WORK TO COMPLETE ▸
In the material below, identify each line bearing the word "promedios". Reproduce those lines.

------ STORED RECORDS

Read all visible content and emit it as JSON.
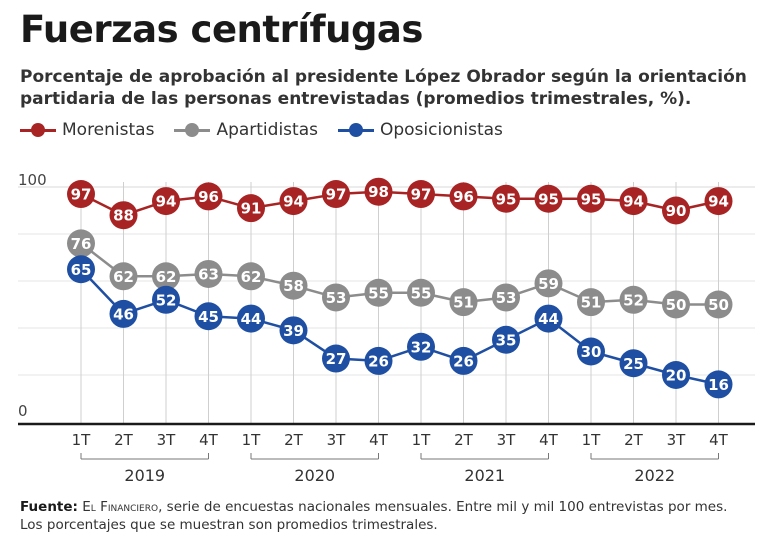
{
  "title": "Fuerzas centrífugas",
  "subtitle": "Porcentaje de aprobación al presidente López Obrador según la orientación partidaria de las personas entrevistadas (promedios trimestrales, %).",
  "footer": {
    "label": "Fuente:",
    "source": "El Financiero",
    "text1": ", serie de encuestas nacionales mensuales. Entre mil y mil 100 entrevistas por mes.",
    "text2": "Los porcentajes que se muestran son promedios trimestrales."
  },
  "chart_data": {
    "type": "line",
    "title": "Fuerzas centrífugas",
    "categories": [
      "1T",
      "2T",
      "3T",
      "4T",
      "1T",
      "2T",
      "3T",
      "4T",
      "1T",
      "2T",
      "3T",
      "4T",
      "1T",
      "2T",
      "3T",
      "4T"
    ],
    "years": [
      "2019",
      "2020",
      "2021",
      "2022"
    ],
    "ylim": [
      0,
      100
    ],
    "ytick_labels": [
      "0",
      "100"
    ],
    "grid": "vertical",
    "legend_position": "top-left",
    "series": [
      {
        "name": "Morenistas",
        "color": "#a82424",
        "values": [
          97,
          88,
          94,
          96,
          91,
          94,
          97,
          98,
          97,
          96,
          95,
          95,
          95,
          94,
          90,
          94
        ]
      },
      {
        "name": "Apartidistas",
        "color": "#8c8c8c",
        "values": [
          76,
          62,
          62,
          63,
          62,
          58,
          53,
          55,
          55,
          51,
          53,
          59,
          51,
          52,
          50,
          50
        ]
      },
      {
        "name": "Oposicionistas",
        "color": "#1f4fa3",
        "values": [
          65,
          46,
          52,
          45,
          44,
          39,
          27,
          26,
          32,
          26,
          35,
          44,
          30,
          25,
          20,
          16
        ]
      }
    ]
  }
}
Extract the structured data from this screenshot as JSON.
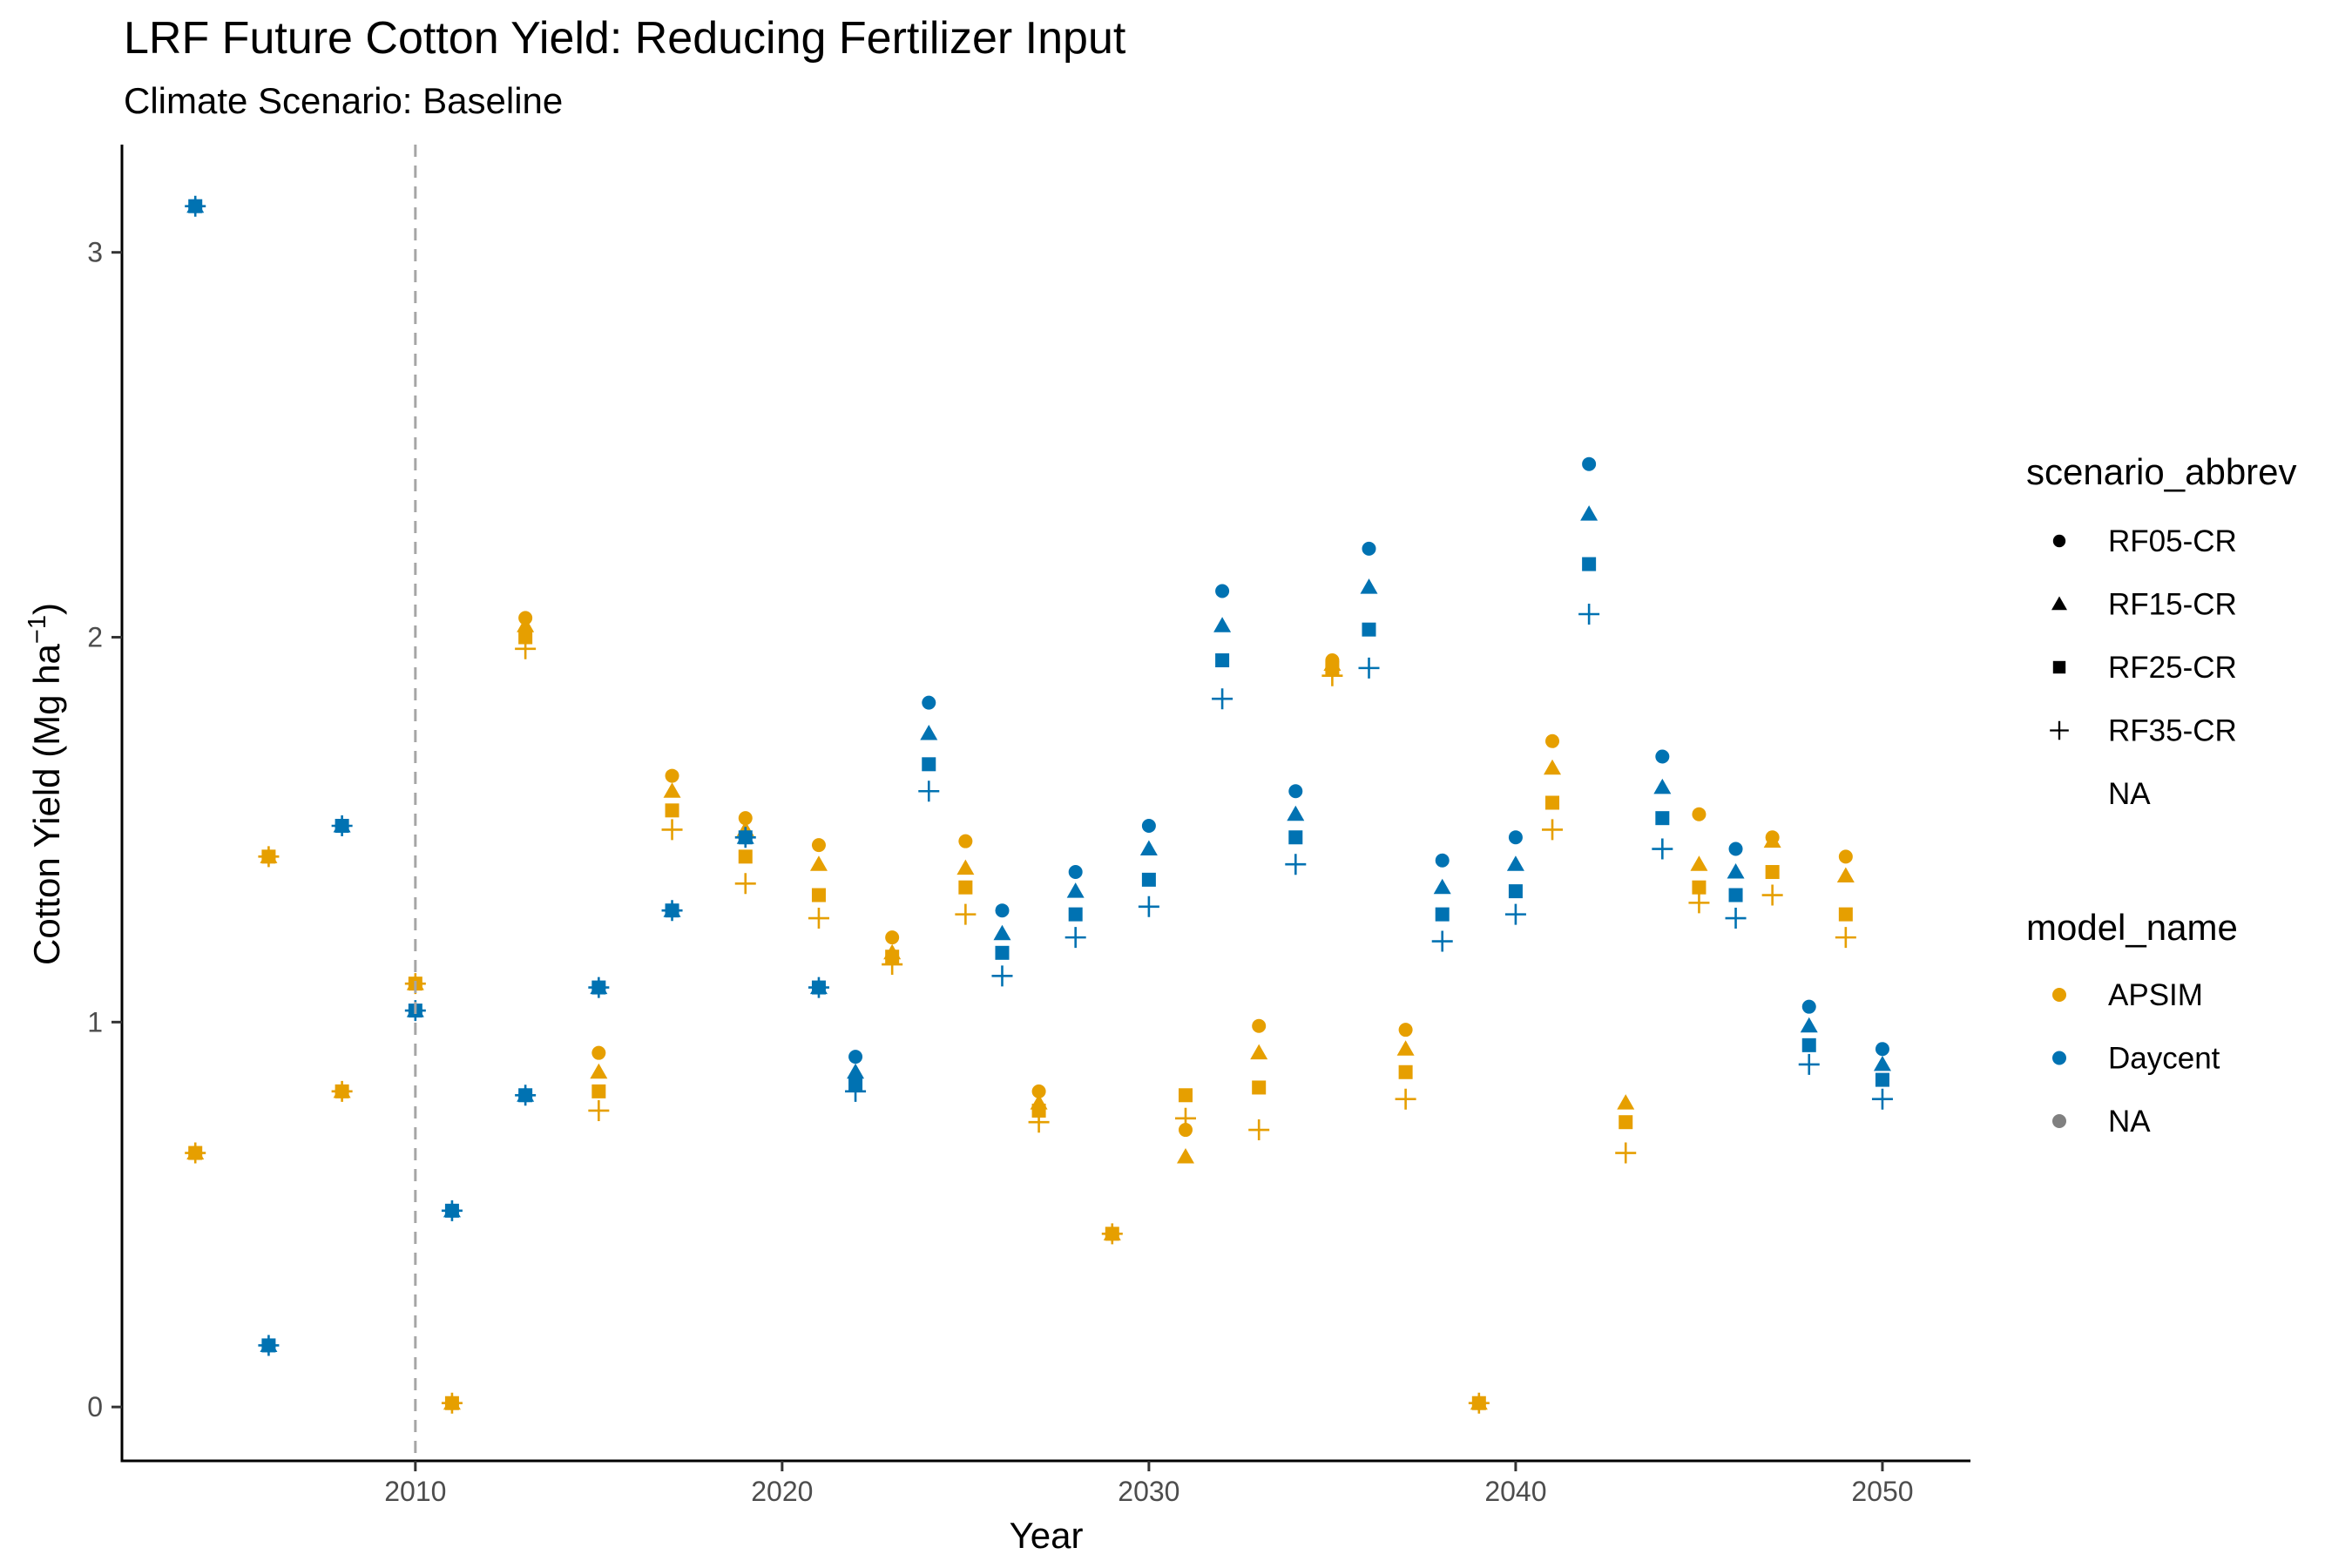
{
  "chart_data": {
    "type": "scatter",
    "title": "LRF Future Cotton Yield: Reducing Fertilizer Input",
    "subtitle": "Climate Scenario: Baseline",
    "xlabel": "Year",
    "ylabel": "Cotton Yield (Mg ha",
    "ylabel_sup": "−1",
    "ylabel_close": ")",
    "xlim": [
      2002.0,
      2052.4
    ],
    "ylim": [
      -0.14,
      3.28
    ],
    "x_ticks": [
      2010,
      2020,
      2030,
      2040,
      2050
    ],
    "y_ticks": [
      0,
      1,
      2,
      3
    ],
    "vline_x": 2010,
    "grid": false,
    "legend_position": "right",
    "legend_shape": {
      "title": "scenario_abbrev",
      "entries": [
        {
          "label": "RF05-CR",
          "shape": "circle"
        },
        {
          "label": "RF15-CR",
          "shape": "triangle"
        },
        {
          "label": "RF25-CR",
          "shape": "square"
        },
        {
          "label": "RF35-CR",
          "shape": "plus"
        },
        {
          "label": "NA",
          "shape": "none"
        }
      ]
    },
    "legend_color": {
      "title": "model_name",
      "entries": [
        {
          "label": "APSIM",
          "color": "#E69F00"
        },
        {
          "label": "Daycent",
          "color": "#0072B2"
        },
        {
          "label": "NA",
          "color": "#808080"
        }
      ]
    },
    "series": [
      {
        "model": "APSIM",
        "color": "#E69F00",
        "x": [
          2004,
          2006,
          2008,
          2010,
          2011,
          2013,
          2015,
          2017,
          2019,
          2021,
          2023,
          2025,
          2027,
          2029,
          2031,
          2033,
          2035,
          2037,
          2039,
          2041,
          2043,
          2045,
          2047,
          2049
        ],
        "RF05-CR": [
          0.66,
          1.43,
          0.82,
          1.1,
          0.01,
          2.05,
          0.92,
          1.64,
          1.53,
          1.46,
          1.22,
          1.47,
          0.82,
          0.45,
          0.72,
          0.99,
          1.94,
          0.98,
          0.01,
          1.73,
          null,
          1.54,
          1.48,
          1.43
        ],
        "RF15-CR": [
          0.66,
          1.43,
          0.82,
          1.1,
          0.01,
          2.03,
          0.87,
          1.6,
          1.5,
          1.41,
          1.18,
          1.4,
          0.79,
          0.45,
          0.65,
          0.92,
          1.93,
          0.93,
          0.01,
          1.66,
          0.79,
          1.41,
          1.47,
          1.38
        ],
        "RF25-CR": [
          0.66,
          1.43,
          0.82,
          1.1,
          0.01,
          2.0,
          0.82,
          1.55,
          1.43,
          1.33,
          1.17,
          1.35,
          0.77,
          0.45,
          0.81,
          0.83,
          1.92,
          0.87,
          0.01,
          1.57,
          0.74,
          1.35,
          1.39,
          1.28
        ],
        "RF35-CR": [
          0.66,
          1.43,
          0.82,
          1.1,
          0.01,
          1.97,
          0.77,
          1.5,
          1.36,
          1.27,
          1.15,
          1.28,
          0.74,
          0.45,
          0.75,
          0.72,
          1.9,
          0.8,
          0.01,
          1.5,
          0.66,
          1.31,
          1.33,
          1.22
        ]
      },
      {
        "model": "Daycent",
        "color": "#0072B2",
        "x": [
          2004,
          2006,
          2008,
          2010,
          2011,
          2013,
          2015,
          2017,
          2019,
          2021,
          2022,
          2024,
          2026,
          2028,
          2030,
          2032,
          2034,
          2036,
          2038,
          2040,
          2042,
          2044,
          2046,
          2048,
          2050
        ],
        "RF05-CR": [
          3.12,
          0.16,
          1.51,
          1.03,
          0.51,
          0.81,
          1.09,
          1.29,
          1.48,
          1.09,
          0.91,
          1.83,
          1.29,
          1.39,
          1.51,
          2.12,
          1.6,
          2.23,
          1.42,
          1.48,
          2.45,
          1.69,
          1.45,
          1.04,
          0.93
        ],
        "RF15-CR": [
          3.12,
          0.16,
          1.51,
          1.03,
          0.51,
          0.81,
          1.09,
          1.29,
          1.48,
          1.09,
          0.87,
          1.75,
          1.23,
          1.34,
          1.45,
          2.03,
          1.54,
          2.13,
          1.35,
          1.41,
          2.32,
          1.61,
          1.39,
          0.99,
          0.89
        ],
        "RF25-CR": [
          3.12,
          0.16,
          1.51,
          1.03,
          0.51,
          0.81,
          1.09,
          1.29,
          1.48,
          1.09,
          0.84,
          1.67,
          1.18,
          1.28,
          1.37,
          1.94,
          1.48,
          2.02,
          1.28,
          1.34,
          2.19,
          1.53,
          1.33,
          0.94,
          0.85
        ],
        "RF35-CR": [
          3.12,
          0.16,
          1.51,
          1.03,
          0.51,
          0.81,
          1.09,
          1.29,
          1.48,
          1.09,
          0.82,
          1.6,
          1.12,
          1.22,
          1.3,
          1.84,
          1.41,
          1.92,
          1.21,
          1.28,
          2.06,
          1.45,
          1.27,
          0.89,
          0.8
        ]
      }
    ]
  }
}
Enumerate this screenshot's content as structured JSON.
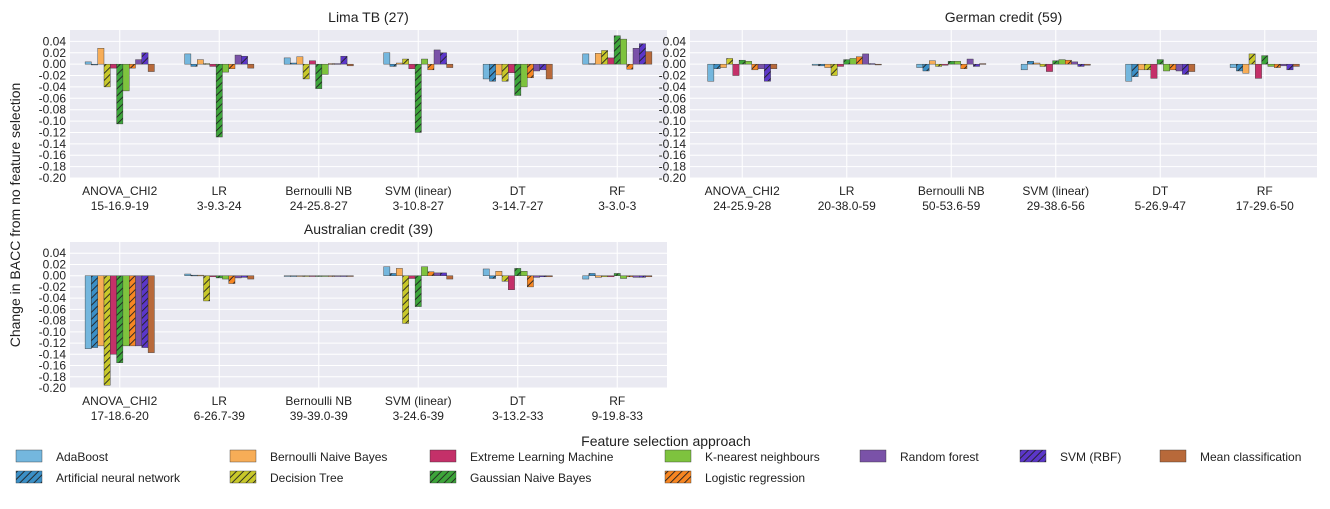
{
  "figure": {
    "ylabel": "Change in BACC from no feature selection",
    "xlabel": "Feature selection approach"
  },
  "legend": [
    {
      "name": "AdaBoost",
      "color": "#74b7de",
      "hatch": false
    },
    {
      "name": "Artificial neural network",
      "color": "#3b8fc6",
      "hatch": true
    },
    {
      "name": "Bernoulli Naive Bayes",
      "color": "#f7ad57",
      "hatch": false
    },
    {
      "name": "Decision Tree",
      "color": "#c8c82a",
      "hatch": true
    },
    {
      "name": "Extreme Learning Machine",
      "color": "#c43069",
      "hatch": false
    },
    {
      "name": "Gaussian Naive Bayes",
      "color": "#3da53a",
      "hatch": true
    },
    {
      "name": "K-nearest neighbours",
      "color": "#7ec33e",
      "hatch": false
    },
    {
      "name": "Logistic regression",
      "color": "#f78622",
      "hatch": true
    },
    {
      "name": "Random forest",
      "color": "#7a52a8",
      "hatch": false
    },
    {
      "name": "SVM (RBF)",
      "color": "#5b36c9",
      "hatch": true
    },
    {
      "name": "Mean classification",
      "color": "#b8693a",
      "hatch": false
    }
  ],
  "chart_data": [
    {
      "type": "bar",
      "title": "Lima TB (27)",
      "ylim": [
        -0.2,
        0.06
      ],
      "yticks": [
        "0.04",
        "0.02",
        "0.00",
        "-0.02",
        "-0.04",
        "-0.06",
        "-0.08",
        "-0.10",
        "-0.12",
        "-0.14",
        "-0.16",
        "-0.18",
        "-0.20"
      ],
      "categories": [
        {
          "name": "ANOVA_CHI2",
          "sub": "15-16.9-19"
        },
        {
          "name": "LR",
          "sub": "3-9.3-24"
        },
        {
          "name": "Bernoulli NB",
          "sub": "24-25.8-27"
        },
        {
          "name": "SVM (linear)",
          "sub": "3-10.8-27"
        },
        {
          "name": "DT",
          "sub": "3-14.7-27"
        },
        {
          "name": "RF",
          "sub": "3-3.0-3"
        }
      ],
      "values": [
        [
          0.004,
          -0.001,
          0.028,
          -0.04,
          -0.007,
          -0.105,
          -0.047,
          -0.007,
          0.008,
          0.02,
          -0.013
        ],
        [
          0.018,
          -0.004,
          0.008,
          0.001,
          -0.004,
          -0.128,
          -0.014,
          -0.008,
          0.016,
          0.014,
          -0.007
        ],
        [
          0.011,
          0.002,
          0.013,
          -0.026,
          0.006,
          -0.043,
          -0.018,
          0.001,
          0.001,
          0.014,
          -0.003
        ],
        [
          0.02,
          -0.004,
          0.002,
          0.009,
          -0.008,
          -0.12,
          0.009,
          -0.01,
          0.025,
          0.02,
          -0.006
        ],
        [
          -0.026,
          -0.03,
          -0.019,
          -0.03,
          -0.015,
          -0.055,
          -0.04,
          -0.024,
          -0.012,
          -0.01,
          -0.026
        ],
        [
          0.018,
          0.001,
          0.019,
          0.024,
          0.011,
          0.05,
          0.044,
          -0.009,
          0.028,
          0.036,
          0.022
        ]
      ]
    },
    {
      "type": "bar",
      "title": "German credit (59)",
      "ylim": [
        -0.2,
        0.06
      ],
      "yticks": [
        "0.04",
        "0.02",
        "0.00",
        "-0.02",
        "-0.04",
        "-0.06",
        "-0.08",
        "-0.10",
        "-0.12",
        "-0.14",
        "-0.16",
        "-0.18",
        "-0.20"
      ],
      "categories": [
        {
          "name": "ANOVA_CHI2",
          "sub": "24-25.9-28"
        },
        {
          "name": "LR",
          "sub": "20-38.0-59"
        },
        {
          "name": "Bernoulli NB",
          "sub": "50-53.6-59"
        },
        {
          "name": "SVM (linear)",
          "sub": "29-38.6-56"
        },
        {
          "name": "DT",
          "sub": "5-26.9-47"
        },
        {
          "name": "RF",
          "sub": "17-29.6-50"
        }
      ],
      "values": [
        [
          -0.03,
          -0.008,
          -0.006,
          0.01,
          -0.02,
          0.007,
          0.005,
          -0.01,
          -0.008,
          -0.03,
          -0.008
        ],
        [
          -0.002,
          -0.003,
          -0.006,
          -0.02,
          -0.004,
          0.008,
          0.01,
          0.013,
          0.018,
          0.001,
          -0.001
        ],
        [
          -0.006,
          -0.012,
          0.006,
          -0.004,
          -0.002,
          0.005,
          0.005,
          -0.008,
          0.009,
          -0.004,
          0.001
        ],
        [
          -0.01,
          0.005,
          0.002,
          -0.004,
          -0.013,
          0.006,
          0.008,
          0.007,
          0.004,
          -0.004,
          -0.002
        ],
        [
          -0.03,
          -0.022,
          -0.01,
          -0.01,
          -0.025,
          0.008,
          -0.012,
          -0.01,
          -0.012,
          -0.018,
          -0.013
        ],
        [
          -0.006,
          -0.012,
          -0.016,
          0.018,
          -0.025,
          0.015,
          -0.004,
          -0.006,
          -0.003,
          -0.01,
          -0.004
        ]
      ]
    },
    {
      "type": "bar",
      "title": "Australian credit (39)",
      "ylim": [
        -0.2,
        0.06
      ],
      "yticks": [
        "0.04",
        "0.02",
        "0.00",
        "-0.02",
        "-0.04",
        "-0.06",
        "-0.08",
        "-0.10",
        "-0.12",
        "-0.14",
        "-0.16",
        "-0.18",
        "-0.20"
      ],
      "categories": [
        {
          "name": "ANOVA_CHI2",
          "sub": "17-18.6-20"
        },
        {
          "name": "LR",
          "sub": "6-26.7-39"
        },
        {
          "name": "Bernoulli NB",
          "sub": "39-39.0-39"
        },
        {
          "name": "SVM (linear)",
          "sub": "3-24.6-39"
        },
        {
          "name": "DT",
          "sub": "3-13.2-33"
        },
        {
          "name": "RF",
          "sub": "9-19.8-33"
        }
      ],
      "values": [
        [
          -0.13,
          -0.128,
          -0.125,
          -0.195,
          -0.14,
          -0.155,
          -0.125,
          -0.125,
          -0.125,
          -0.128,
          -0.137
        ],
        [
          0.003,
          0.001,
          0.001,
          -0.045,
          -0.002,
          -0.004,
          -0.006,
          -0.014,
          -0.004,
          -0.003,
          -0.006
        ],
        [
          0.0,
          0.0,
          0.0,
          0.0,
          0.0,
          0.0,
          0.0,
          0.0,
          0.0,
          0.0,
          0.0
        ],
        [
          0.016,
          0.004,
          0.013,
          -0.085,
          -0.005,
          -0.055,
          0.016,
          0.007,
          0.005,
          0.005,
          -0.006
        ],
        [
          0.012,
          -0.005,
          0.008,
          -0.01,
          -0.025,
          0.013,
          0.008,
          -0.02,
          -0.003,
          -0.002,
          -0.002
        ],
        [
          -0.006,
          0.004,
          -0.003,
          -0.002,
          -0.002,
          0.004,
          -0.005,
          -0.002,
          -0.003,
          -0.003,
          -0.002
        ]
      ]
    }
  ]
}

------------

RESULT OF THE TASK ▸
  "subtitle": "Porcentaje de aprobación al presidente López Obrador según la orientación partidaria de las personas entrevistadas (promedios trimestrales, %).",
    "text2": "Los porcentajes que se muestran son promedios trimestrales."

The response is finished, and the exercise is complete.